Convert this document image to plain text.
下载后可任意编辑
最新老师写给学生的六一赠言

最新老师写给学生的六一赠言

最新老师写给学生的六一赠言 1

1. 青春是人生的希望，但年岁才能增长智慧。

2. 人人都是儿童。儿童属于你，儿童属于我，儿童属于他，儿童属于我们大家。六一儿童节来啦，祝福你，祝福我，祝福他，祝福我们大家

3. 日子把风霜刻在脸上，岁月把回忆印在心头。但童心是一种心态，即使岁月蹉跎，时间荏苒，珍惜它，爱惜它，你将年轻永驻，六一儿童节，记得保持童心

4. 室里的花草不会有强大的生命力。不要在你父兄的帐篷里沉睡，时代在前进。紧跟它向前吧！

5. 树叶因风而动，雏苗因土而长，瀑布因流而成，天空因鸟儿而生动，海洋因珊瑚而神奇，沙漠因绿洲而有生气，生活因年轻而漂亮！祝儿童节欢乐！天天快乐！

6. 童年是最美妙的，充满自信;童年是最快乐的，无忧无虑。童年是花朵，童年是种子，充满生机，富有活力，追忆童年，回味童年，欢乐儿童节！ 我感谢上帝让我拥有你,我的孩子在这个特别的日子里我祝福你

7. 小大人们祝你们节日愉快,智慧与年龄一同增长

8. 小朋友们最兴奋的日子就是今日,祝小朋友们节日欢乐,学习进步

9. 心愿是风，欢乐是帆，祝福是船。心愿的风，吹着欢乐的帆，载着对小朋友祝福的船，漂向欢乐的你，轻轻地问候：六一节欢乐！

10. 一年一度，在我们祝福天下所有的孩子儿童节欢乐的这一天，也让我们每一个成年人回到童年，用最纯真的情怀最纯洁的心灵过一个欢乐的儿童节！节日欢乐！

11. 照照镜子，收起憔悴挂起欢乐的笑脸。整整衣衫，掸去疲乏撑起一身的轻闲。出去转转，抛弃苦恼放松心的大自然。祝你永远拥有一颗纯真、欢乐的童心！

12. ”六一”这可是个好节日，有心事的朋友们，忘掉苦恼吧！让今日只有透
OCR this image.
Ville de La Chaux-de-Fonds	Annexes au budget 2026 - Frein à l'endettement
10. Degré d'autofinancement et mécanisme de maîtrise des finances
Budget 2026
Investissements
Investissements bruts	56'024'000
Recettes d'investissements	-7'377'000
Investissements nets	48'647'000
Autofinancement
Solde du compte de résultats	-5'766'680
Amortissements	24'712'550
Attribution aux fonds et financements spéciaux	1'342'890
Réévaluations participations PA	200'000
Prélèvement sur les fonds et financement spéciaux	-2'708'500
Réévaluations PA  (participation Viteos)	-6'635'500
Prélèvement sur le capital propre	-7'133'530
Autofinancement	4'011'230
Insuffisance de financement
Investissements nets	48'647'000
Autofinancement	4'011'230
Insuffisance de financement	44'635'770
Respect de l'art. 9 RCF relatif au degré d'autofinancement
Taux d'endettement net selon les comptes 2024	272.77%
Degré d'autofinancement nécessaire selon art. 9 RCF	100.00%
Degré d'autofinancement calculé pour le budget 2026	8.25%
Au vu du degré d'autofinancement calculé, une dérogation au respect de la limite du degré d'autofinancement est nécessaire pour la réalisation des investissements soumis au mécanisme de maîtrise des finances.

════════════════════

Find "OCR this image." in the data above, then repeat that line and all lines after it exactly, ending with the final line.

OCR this image.
Ville de La Chaux-de-Fonds	Annexes au budget 2026 - Frein à l'endettement
10. Degré d'autofinancement et mécanisme de maîtrise des finances
Budget 2026
Investissements
Investissements bruts	56'024'000
Recettes d'investissements	-7'377'000
Investissements nets	48'647'000
Autofinancement
Solde du compte de résultats	-5'766'680
Amortissements	24'712'550
Attribution aux fonds et financements spéciaux	1'342'890
Réévaluations participations PA	200'000
Prélèvement sur les fonds et financement spéciaux	-2'708'500
Réévaluations PA  (participation Viteos)	-6'635'500
Prélèvement sur le capital propre	-7'133'530
Autofinancement	4'011'230
Insuffisance de financement
Investissements nets	48'647'000
Autofinancement	4'011'230
Insuffisance de financement	44'635'770
Respect de l'art. 9 RCF relatif au degré d'autofinancement
Taux d'endettement net selon les comptes 2024	272.77%
Degré d'autofinancement nécessaire selon art. 9 RCF	100.00%
Degré d'autofinancement calculé pour le budget 2026	8.25%
Au vu du degré d'autofinancement calculé, une dérogation au respect de la limite du degré d'autofinancement est nécessaire pour la réalisation des investissements soumis au mécanisme de maîtrise des finances.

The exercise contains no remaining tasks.